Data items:
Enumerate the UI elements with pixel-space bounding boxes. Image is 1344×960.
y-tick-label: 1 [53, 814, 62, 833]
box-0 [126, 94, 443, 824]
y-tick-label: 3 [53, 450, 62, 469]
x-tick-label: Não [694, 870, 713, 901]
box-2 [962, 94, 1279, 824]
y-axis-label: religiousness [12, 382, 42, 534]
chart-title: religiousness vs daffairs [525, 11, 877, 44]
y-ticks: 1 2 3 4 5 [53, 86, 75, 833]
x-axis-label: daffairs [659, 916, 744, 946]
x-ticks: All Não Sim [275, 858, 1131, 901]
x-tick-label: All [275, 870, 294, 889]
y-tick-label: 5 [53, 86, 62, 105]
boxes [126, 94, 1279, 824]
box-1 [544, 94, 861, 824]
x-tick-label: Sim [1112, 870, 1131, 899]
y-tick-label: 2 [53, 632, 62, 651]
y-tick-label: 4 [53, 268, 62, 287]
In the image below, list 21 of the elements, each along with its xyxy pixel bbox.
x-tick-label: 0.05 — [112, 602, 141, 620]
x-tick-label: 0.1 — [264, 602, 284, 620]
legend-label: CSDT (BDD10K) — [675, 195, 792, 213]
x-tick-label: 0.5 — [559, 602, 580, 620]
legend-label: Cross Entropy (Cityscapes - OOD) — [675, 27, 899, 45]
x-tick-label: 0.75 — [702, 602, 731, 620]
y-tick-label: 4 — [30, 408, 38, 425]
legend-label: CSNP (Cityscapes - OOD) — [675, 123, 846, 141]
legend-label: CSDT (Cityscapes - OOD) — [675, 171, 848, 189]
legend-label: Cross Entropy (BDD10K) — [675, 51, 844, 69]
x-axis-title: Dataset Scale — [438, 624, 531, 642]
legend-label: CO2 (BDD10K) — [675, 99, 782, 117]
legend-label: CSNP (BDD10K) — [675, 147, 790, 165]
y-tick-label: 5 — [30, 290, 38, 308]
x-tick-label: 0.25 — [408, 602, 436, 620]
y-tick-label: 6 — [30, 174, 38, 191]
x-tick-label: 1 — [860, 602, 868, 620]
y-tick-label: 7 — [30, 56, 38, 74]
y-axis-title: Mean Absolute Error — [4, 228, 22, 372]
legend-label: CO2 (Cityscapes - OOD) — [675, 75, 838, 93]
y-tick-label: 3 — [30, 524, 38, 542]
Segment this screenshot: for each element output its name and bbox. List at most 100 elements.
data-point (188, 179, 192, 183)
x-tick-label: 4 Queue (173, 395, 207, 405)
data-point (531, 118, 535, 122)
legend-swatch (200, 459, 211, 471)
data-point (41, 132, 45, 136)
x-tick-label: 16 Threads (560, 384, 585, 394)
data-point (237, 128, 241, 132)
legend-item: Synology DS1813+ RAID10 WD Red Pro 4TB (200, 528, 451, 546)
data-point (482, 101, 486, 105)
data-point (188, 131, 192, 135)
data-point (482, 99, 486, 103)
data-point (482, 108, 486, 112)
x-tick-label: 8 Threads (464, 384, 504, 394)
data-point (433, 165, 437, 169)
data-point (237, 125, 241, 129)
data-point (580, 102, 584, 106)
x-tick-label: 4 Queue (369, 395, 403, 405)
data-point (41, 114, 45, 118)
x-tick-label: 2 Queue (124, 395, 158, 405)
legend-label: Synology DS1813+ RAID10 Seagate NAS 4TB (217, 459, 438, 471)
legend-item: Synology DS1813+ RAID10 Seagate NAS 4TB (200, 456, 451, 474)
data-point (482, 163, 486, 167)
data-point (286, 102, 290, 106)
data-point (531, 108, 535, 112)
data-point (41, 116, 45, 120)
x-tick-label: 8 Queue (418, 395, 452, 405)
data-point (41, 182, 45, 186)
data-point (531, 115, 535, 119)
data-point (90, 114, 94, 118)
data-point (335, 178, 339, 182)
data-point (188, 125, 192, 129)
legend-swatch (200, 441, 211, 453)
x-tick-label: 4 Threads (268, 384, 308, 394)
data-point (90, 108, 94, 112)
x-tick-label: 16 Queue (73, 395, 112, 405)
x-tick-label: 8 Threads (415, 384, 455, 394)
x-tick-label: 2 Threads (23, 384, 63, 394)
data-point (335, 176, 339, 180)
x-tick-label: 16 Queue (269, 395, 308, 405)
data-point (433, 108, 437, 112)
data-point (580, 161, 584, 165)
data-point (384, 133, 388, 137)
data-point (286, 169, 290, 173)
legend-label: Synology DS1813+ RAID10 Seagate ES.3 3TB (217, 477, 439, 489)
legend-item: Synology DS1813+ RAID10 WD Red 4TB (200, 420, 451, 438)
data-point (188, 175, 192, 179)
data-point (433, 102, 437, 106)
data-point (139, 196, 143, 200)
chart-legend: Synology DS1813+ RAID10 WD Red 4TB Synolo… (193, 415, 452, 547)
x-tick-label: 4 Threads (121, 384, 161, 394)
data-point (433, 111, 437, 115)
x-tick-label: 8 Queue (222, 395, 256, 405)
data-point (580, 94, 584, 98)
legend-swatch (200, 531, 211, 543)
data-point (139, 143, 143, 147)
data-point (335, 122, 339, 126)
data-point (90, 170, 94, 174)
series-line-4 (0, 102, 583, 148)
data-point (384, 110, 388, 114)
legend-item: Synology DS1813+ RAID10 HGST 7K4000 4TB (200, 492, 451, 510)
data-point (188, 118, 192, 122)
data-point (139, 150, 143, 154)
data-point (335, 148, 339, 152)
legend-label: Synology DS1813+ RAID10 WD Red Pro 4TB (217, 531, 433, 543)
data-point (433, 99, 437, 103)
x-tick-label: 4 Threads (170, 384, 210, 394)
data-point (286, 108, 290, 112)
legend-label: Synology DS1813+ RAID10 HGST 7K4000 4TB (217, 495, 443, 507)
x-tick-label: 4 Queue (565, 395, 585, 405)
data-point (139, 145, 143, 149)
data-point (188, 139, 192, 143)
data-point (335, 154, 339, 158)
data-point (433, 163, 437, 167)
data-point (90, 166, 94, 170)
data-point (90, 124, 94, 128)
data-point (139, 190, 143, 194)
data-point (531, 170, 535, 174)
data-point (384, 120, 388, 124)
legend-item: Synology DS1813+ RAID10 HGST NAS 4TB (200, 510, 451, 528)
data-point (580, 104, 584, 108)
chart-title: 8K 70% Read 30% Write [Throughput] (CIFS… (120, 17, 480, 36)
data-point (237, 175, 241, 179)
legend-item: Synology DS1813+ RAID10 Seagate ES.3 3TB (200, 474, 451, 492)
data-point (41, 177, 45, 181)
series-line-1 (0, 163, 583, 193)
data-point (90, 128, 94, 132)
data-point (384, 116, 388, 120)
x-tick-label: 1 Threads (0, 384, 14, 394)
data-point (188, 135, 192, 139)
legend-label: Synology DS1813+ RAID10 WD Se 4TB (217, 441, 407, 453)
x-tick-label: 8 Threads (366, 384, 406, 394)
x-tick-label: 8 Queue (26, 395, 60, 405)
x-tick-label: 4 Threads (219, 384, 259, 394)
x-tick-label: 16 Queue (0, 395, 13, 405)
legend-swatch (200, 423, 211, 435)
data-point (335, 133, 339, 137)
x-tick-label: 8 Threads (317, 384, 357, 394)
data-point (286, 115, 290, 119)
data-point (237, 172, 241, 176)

■ **Exercise goal**: Retype the lines from the beginning of the items through the line containing "chart-title: religiousness vs", both ends included, without changing anything.

■ **Answer to the task**:
Enumerate the UI elements with pixel-space bounding boxes. Image is 1344×960.
y-tick-label: 1 [53, 814, 62, 833]
box-0 [126, 94, 443, 824]
y-tick-label: 3 [53, 450, 62, 469]
x-tick-label: Não [694, 870, 713, 901]
box-2 [962, 94, 1279, 824]
y-axis-label: religiousness [12, 382, 42, 534]
chart-title: religiousness vs daffairs [525, 11, 877, 44]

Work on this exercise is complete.